§ Task: Please restate the following records word for word.

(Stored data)
--------------------------------------------------

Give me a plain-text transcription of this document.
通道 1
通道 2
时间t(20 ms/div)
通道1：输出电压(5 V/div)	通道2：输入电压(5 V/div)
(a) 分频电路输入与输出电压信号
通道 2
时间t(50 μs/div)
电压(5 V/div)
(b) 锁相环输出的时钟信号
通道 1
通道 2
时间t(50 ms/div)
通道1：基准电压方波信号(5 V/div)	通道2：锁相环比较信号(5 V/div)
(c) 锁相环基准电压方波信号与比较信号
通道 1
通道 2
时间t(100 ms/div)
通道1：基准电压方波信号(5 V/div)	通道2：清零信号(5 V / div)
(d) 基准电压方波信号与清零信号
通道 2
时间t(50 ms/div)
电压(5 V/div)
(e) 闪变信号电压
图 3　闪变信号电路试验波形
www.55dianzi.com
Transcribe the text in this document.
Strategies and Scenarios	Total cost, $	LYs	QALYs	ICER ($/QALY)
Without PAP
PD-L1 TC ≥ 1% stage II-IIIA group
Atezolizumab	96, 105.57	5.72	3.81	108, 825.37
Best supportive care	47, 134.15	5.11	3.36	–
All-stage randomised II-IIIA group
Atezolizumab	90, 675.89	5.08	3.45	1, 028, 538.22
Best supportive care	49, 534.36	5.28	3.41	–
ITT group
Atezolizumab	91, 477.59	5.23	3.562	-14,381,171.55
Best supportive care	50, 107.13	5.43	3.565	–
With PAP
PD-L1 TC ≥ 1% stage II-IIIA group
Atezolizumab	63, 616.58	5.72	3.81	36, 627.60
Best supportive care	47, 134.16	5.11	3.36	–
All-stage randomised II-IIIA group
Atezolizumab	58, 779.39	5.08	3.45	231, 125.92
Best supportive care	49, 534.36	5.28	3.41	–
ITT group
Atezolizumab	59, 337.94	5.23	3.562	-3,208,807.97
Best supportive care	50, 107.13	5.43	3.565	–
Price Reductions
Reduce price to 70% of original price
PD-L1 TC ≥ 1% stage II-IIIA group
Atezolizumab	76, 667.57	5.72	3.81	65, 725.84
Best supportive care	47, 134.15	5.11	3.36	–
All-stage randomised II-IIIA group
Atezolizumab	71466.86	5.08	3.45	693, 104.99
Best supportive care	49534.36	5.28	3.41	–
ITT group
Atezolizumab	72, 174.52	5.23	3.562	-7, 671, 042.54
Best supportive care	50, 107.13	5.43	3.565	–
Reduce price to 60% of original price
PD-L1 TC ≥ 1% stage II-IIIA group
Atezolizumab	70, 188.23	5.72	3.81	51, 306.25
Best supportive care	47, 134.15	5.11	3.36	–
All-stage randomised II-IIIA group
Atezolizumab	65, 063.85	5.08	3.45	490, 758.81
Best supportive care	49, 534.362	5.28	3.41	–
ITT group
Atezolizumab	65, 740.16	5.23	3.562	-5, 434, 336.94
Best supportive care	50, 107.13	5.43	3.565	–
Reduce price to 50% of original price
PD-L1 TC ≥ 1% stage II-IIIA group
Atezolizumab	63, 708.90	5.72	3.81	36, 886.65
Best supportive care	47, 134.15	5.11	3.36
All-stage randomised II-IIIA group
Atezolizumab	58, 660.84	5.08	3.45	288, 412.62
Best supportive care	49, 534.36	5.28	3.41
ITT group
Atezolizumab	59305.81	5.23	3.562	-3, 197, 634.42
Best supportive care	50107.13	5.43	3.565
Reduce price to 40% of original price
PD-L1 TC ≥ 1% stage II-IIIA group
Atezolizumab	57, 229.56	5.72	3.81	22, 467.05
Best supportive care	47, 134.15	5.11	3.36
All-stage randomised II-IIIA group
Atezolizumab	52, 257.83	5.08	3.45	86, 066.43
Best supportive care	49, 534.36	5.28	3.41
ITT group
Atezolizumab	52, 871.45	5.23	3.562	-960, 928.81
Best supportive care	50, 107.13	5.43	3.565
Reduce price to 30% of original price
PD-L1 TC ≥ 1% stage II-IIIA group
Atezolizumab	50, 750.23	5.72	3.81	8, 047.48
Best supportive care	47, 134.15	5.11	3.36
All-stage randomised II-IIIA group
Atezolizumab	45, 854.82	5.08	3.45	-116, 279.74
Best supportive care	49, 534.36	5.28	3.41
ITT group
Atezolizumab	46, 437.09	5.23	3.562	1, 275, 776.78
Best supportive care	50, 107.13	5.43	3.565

--------------------------------------------------

§ Exercise response:
Give me a plain-text transcription of this document.
通道 1
通道 2
时间t(20 ms/div)
通道1：输出电压(5 V/div)	通道2：输入电压(5 V/div)
(a) 分频电路输入与输出电压信号
通道 2
时间t(50 μs/div)
电压(5 V/div)
(b) 锁相环输出的时钟信号
通道 1
通道 2
时间t(50 ms/div)
通道1：基准电压方波信号(5 V/div)	通道2：锁相环比较信号(5 V/div)
(c) 锁相环基准电压方波信号与比较信号
通道 1
通道 2
时间t(100 ms/div)
通道1：基准电压方波信号(5 V/div)	通道2：清零信号(5 V / div)
(d) 基准电压方波信号与清零信号
通道 2
时间t(50 ms/div)
电压(5 V/div)
(e) 闪变信号电压
图 3　闪变信号电路试验波形
www.55dianzi.com
Transcribe the text in this document.
Strategies and Scenarios	Total cost, $	LYs	QALYs	ICER ($/QALY)
Without PAP
PD-L1 TC ≥ 1% stage II-IIIA group
Atezolizumab	96, 105.57	5.72	3.81	108, 825.37
Best supportive care	47, 134.15	5.11	3.36	–
All-stage randomised II-IIIA group
Atezolizumab	90, 675.89	5.08	3.45	1, 028, 538.22
Best supportive care	49, 534.36	5.28	3.41	–
ITT group
Atezolizumab	91, 477.59	5.23	3.562	-14,381,171.55
Best supportive care	50, 107.13	5.43	3.565	–
With PAP
PD-L1 TC ≥ 1% stage II-IIIA group
Atezolizumab	63, 616.58	5.72	3.81	36, 627.60
Best supportive care	47, 134.16	5.11	3.36	–
All-stage randomised II-IIIA group
Atezolizumab	58, 779.39	5.08	3.45	231, 125.92
Best supportive care	49, 534.36	5.28	3.41	–
ITT group
Atezolizumab	59, 337.94	5.23	3.562	-3,208,807.97
Best supportive care	50, 107.13	5.43	3.565	–
Price Reductions
Reduce price to 70% of original price
PD-L1 TC ≥ 1% stage II-IIIA group
Atezolizumab	76, 667.57	5.72	3.81	65, 725.84
Best supportive care	47, 134.15	5.11	3.36	–
All-stage randomised II-IIIA group
Atezolizumab	71466.86	5.08	3.45	693, 104.99
Best supportive care	49534.36	5.28	3.41	–
ITT group
Atezolizumab	72, 174.52	5.23	3.562	-7, 671, 042.54
Best supportive care	50, 107.13	5.43	3.565	–
Reduce price to 60% of original price
PD-L1 TC ≥ 1% stage II-IIIA group
Atezolizumab	70, 188.23	5.72	3.81	51, 306.25
Best supportive care	47, 134.15	5.11	3.36	–
All-stage randomised II-IIIA group
Atezolizumab	65, 063.85	5.08	3.45	490, 758.81
Best supportive care	49, 534.362	5.28	3.41	–
ITT group
Atezolizumab	65, 740.16	5.23	3.562	-5, 434, 336.94
Best supportive care	50, 107.13	5.43	3.565	–
Reduce price to 50% of original price
PD-L1 TC ≥ 1% stage II-IIIA group
Atezolizumab	63, 708.90	5.72	3.81	36, 886.65
Best supportive care	47, 134.15	5.11	3.36
All-stage randomised II-IIIA group
Atezolizumab	58, 660.84	5.08	3.45	288, 412.62
Best supportive care	49, 534.36	5.28	3.41
ITT group
Atezolizumab	59305.81	5.23	3.562	-3, 197, 634.42
Best supportive care	50107.13	5.43	3.565
Reduce price to 40% of original price
PD-L1 TC ≥ 1% stage II-IIIA group
Atezolizumab	57, 229.56	5.72	3.81	22, 467.05
Best supportive care	47, 134.15	5.11	3.36
All-stage randomised II-IIIA group
Atezolizumab	52, 257.83	5.08	3.45	86, 066.43
Best supportive care	49, 534.36	5.28	3.41
ITT group
Atezolizumab	52, 871.45	5.23	3.562	-960, 928.81
Best supportive care	50, 107.13	5.43	3.565
Reduce price to 30% of original price
PD-L1 TC ≥ 1% stage II-IIIA group
Atezolizumab	50, 750.23	5.72	3.81	8, 047.48
Best supportive care	47, 134.15	5.11	3.36
All-stage randomised II-IIIA group
Atezolizumab	45, 854.82	5.08	3.45	-116, 279.74
Best supportive care	49, 534.36	5.28	3.41
ITT group
Atezolizumab	46, 437.09	5.23	3.562	1, 275, 776.78
Best supportive care	50, 107.13	5.43	3.565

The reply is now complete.